Wherever the string "JSON" appears in the listing, copy that line.

>> BEGIN

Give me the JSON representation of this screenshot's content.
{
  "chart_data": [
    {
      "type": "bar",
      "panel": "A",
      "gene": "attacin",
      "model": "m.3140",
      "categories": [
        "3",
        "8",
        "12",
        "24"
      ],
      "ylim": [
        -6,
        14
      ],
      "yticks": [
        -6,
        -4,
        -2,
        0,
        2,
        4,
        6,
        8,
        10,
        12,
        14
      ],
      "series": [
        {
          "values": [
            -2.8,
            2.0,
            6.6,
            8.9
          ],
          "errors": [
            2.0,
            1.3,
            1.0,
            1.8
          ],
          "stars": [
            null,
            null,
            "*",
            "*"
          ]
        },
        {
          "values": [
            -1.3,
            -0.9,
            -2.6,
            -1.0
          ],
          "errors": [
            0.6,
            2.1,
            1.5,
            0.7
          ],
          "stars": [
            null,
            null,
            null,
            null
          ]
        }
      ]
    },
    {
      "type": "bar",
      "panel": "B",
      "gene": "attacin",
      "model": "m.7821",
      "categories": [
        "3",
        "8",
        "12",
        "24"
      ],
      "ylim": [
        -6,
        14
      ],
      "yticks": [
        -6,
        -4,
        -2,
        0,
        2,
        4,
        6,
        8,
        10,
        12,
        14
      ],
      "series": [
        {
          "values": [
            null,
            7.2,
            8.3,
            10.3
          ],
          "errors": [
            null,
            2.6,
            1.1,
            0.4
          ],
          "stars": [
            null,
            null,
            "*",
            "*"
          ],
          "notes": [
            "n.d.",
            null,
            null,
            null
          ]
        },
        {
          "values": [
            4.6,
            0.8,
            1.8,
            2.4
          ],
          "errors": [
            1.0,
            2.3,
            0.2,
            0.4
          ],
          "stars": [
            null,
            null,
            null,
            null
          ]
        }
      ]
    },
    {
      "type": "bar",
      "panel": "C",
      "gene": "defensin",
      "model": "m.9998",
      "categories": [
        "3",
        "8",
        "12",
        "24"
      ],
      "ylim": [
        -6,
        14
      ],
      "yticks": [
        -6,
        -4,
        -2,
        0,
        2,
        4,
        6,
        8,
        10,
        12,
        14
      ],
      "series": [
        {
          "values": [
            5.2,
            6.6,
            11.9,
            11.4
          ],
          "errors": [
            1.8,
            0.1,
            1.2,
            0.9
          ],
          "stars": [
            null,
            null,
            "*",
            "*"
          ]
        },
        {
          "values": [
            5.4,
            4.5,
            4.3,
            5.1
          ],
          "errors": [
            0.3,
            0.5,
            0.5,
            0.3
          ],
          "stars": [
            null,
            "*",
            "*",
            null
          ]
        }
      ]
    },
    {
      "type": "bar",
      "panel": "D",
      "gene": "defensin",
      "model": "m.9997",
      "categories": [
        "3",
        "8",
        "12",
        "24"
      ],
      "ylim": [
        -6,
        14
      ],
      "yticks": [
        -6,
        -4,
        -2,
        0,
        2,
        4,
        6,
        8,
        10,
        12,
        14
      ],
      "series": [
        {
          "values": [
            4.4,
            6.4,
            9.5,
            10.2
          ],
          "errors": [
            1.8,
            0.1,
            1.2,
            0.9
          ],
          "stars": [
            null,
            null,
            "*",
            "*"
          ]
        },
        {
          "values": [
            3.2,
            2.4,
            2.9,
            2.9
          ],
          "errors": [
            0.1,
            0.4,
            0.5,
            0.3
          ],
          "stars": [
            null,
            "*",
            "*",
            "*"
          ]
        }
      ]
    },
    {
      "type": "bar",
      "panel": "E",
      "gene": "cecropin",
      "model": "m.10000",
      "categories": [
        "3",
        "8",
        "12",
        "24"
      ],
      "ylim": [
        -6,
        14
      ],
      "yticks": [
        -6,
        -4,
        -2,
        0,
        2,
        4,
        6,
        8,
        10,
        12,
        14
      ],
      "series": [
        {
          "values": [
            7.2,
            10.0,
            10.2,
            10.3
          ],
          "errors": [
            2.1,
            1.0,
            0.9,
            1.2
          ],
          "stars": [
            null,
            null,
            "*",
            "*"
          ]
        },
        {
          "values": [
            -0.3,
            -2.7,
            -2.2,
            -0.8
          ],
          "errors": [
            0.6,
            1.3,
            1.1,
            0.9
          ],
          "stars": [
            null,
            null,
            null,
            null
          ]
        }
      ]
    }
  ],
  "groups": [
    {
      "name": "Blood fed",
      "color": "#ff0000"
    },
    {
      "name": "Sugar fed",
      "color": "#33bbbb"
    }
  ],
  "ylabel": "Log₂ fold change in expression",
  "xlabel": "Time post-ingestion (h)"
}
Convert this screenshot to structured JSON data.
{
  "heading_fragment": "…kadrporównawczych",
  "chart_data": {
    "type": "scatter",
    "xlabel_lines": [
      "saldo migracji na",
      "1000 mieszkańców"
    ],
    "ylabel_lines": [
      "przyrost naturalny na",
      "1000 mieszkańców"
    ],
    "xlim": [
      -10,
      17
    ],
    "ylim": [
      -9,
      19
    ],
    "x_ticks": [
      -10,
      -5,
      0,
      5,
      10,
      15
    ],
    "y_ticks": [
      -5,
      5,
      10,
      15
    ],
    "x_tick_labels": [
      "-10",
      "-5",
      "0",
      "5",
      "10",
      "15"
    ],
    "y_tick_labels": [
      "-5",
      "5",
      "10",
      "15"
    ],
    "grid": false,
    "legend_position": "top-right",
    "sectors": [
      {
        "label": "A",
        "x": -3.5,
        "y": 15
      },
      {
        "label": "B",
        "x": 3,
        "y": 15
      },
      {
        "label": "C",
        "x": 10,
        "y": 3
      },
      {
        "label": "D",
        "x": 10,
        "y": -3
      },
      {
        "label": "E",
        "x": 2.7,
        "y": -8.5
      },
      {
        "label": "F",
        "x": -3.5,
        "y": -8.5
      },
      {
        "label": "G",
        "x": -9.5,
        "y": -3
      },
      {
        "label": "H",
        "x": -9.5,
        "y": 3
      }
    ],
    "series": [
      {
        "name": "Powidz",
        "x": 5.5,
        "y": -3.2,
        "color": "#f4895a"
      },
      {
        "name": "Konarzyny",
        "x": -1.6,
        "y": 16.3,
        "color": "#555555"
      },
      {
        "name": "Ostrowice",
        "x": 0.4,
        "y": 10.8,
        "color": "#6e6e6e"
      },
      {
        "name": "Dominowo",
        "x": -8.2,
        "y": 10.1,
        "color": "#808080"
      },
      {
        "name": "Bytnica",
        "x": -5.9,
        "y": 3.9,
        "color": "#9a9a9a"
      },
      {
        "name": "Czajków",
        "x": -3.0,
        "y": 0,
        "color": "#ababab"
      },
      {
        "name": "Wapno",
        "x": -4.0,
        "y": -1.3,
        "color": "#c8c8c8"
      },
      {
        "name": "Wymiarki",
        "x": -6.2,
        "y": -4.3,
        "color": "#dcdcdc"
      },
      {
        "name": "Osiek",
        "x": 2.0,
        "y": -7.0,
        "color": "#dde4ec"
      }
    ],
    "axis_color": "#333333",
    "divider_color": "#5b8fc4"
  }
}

>> END

(THE REPLY)
Give me the JSON representation of this screenshot's content.
Convert this screenshot to structured JSON data.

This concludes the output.